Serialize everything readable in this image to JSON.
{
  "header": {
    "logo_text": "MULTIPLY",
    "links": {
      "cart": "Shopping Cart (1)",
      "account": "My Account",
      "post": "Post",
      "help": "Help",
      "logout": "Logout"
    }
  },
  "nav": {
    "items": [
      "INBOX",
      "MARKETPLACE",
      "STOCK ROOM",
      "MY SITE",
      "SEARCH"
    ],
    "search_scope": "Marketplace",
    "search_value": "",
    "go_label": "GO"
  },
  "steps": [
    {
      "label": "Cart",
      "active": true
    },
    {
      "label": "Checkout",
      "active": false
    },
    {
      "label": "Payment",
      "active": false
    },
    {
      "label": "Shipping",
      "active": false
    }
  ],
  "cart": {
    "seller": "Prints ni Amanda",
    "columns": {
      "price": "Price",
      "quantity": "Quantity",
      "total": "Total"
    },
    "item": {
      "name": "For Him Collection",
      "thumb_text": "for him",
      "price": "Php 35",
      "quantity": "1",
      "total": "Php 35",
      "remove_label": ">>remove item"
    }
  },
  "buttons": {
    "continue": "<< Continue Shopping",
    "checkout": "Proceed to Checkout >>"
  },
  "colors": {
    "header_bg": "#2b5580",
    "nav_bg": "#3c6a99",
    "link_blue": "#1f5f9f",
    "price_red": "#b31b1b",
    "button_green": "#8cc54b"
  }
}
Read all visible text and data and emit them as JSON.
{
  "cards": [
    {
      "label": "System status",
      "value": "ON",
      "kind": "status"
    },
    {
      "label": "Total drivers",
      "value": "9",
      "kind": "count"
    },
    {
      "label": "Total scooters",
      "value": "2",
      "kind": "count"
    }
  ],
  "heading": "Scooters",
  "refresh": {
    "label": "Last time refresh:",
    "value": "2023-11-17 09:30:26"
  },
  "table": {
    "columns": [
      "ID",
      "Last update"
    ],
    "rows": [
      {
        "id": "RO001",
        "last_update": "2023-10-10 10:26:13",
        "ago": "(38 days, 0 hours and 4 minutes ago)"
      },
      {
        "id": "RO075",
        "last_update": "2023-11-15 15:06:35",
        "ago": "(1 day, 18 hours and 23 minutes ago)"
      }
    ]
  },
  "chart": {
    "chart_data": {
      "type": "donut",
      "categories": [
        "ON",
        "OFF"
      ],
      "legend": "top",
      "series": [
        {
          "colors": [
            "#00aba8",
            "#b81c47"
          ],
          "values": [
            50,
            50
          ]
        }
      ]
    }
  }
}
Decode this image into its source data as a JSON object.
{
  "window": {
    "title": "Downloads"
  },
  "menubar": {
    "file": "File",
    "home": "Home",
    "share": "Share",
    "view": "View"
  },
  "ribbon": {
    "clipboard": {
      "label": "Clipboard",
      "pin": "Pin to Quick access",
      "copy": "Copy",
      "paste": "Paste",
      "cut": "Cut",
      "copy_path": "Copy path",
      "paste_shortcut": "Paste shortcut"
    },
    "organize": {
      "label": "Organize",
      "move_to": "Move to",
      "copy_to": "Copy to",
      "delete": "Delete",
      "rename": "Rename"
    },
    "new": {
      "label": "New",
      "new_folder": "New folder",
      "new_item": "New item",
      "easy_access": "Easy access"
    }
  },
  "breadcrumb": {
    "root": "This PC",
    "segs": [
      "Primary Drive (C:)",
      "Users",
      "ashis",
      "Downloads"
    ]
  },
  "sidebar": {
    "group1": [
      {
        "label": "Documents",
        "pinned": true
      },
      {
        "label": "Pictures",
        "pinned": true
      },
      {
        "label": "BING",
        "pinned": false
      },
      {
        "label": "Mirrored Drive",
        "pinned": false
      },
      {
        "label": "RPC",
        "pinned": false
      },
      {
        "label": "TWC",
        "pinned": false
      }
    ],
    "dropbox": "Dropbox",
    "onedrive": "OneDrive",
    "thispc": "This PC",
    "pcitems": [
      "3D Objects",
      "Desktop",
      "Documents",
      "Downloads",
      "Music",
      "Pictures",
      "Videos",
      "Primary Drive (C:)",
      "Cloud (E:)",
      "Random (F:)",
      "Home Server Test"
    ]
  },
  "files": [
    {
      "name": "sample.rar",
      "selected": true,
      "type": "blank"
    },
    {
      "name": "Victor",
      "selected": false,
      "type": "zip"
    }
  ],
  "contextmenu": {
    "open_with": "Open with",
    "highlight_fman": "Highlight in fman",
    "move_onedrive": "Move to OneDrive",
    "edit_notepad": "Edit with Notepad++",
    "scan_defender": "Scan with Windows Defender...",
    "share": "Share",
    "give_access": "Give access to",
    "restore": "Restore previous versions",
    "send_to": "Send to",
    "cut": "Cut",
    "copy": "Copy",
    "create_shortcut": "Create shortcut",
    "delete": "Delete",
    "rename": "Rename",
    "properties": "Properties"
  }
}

---------------

--- SHORT TASK ---
Above are some records; extract every one of them exactly.

--- RESPONSE TO THE EXERCISE ---
Serialize everything readable in this image to JSON.
{
  "header": {
    "logo_text": "MULTIPLY",
    "links": {
      "cart": "Shopping Cart (1)",
      "account": "My Account",
      "post": "Post",
      "help": "Help",
      "logout": "Logout"
    }
  },
  "nav": {
    "items": [
      "INBOX",
      "MARKETPLACE",
      "STOCK ROOM",
      "MY SITE",
      "SEARCH"
    ],
    "search_scope": "Marketplace",
    "search_value": "",
    "go_label": "GO"
  },
  "steps": [
    {
      "label": "Cart",
      "active": true
    },
    {
      "label": "Checkout",
      "active": false
    },
    {
      "label": "Payment",
      "active": false
    },
    {
      "label": "Shipping",
      "active": false
    }
  ],
  "cart": {
    "seller": "Prints ni Amanda",
    "columns": {
      "price": "Price",
      "quantity": "Quantity",
      "total": "Total"
    },
    "item": {
      "name": "For Him Collection",
      "thumb_text": "for him",
      "price": "Php 35",
      "quantity": "1",
      "total": "Php 35",
      "remove_label": ">>remove item"
    }
  },
  "buttons": {
    "continue": "<< Continue Shopping",
    "checkout": "Proceed to Checkout >>"
  },
  "colors": {
    "header_bg": "#2b5580",
    "nav_bg": "#3c6a99",
    "link_blue": "#1f5f9f",
    "price_red": "#b31b1b",
    "button_green": "#8cc54b"
  }
}
Read all visible text and data and emit them as JSON.
{
  "cards": [
    {
      "label": "System status",
      "value": "ON",
      "kind": "status"
    },
    {
      "label": "Total drivers",
      "value": "9",
      "kind": "count"
    },
    {
      "label": "Total scooters",
      "value": "2",
      "kind": "count"
    }
  ],
  "heading": "Scooters",
  "refresh": {
    "label": "Last time refresh:",
    "value": "2023-11-17 09:30:26"
  },
  "table": {
    "columns": [
      "ID",
      "Last update"
    ],
    "rows": [
      {
        "id": "RO001",
        "last_update": "2023-10-10 10:26:13",
        "ago": "(38 days, 0 hours and 4 minutes ago)"
      },
      {
        "id": "RO075",
        "last_update": "2023-11-15 15:06:35",
        "ago": "(1 day, 18 hours and 23 minutes ago)"
      }
    ]
  },
  "chart": {
    "chart_data": {
      "type": "donut",
      "categories": [
        "ON",
        "OFF"
      ],
      "legend": "top",
      "series": [
        {
          "colors": [
            "#00aba8",
            "#b81c47"
          ],
          "values": [
            50,
            50
          ]
        }
      ]
    }
  }
}
Decode this image into its source data as a JSON object.
{
  "window": {
    "title": "Downloads"
  },
  "menubar": {
    "file": "File",
    "home": "Home",
    "share": "Share",
    "view": "View"
  },
  "ribbon": {
    "clipboard": {
      "label": "Clipboard",
      "pin": "Pin to Quick access",
      "copy": "Copy",
      "paste": "Paste",
      "cut": "Cut",
      "copy_path": "Copy path",
      "paste_shortcut": "Paste shortcut"
    },
    "organize": {
      "label": "Organize",
      "move_to": "Move to",
      "copy_to": "Copy to",
      "delete": "Delete",
      "rename": "Rename"
    },
    "new": {
      "label": "New",
      "new_folder": "New folder",
      "new_item": "New item",
      "easy_access": "Easy access"
    }
  },
  "breadcrumb": {
    "root": "This PC",
    "segs": [
      "Primary Drive (C:)",
      "Users",
      "ashis",
      "Downloads"
    ]
  },
  "sidebar": {
    "group1": [
      {
        "label": "Documents",
        "pinned": true
      },
      {
        "label": "Pictures",
        "pinned": true
      },
      {
        "label": "BING",
        "pinned": false
      },
      {
        "label": "Mirrored Drive",
        "pinned": false
      },
      {
        "label": "RPC",
        "pinned": false
      },
      {
        "label": "TWC",
        "pinned": false
      }
    ],
    "dropbox": "Dropbox",
    "onedrive": "OneDrive",
    "thispc": "This PC",
    "pcitems": [
      "3D Objects",
      "Desktop",
      "Documents",
      "Downloads",
      "Music",
      "Pictures",
      "Videos",
      "Primary Drive (C:)",
      "Cloud (E:)",
      "Random (F:)",
      "Home Server Test"
    ]
  },
  "files": [
    {
      "name": "sample.rar",
      "selected": true,
      "type": "blank"
    },
    {
      "name": "Victor",
      "selected": false,
      "type": "zip"
    }
  ],
  "contextmenu": {
    "open_with": "Open with",
    "highlight_fman": "Highlight in fman",
    "move_onedrive": "Move to OneDrive",
    "edit_notepad": "Edit with Notepad++",
    "scan_defender": "Scan with Windows Defender...",
    "share": "Share",
    "give_access": "Give access to",
    "restore": "Restore previous versions",
    "send_to": "Send to",
    "cut": "Cut",
    "copy": "Copy",
    "create_shortcut": "Create shortcut",
    "delete": "Delete",
    "rename": "Rename",
    "properties": "Properties"
  }
}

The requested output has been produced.